== Figure content listings ==
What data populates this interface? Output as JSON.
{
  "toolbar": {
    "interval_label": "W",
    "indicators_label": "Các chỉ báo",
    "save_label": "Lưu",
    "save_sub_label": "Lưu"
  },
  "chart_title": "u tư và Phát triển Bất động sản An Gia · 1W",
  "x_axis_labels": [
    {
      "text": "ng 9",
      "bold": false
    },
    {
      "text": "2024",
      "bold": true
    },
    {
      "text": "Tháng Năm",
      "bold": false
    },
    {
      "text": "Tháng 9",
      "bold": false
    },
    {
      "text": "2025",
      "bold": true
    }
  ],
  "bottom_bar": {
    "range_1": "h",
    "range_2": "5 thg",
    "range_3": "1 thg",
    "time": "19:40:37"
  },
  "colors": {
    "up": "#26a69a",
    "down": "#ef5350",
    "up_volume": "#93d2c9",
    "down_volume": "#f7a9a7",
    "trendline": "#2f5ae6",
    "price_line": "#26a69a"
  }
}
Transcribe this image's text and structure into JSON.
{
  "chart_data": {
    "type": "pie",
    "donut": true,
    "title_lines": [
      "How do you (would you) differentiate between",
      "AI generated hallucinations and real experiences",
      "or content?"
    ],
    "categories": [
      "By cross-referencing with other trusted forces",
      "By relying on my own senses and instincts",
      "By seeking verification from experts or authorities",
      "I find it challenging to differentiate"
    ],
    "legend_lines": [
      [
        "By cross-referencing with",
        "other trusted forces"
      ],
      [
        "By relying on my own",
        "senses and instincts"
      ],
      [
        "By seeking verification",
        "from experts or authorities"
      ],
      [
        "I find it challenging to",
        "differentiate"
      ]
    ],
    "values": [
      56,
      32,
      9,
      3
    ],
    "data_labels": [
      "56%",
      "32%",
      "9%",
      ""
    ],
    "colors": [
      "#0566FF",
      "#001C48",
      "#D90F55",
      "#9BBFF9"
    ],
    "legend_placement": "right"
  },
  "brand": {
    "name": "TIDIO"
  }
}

== Stated exercise ==
Which lines of the data above contain "with"? Copy each one.

== Solution to this exercise ==
      "By cross-referencing with other trusted forces",
        "By cross-referencing with",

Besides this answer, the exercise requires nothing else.